## STATED GOAL
Return, exactly, the line that contains "Read all visible content and emit it as JSON." together with all lines after it to the end of the entries, and no further lines.

※ ※ ※

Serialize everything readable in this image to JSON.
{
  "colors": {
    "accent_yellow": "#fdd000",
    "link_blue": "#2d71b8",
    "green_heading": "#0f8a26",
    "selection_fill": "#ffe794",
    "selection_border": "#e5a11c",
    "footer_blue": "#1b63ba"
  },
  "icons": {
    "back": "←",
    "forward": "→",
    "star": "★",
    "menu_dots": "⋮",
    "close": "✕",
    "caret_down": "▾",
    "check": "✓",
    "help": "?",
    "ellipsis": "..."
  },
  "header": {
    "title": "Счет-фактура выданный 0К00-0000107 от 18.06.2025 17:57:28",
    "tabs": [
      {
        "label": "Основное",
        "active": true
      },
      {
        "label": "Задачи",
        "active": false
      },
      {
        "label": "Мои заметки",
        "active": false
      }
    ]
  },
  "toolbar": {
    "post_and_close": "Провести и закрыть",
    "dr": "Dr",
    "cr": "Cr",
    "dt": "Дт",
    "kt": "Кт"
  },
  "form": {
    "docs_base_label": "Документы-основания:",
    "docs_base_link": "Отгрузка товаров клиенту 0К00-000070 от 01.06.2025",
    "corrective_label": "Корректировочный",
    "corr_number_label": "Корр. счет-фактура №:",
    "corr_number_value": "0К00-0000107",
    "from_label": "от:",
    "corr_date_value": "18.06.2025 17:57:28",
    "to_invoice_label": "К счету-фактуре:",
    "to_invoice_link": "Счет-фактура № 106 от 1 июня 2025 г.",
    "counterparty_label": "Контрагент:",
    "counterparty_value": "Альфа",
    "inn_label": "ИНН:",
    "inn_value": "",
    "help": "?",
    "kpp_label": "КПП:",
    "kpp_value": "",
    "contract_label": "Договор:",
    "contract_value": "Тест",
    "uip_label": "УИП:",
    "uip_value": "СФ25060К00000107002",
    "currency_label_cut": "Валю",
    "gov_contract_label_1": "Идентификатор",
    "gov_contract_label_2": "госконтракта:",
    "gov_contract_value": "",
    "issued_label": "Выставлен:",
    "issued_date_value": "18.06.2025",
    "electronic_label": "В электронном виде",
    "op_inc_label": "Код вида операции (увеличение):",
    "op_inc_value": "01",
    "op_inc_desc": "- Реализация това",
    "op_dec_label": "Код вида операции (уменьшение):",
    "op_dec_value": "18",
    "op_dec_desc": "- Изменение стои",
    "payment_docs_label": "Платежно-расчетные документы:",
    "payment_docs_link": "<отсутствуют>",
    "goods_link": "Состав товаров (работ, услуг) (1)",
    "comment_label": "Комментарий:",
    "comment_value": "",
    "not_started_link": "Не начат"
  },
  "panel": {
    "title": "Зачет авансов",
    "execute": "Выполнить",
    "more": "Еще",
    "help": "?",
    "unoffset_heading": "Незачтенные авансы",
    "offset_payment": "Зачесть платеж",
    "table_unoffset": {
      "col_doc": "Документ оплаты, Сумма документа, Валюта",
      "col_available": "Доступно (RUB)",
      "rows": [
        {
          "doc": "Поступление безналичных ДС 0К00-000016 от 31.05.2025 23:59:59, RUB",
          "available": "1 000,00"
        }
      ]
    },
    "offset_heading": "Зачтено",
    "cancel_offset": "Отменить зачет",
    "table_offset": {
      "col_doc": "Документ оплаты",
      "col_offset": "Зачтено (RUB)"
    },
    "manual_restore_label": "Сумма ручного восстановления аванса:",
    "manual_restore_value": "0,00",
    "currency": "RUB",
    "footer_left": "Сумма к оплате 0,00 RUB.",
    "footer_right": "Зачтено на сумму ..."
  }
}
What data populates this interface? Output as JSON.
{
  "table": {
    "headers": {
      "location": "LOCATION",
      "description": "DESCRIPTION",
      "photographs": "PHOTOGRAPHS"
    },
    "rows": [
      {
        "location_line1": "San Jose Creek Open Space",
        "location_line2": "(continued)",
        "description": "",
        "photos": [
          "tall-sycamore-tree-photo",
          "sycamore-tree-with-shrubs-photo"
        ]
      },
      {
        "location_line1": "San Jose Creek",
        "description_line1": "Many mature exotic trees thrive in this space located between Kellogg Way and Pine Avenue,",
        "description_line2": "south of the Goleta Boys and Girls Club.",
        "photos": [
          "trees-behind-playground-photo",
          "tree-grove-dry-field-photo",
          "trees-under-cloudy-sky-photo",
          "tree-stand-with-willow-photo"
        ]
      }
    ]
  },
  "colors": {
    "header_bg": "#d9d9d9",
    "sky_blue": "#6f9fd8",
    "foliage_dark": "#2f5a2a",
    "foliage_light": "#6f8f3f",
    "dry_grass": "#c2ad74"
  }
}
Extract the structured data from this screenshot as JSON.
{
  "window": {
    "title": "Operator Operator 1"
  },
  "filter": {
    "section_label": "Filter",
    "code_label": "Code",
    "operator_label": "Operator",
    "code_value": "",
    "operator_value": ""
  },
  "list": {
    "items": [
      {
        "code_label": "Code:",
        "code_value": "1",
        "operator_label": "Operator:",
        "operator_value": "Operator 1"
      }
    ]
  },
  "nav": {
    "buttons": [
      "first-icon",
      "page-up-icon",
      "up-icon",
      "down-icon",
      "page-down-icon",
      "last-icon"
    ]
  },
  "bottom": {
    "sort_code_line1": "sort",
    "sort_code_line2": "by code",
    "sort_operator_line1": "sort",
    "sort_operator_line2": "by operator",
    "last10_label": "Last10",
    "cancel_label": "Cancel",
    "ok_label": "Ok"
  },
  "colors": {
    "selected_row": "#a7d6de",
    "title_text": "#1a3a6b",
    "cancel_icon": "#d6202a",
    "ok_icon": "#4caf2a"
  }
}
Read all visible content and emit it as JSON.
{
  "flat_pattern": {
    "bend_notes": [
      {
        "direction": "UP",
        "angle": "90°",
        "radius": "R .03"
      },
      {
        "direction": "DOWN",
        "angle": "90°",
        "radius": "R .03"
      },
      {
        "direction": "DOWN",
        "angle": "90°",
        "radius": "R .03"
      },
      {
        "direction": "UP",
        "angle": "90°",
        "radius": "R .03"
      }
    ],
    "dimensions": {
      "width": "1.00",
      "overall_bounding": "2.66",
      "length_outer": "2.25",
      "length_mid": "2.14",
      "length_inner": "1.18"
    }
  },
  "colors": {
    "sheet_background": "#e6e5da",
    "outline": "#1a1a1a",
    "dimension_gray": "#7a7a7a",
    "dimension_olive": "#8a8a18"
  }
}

※ ※ ※

## FULL OUTPUT
Read all visible content and emit it as JSON.
{
  "flat_pattern": {
    "bend_notes": [
      {
        "direction": "UP",
        "angle": "90°",
        "radius": "R .03"
      },
      {
        "direction": "DOWN",
        "angle": "90°",
        "radius": "R .03"
      },
      {
        "direction": "DOWN",
        "angle": "90°",
        "radius": "R .03"
      },
      {
        "direction": "UP",
        "angle": "90°",
        "radius": "R .03"
      }
    ],
    "dimensions": {
      "width": "1.00",
      "overall_bounding": "2.66",
      "length_outer": "2.25",
      "length_mid": "2.14",
      "length_inner": "1.18"
    }
  },
  "colors": {
    "sheet_background": "#e6e5da",
    "outline": "#1a1a1a",
    "dimension_gray": "#7a7a7a",
    "dimension_olive": "#8a8a18"
  }
}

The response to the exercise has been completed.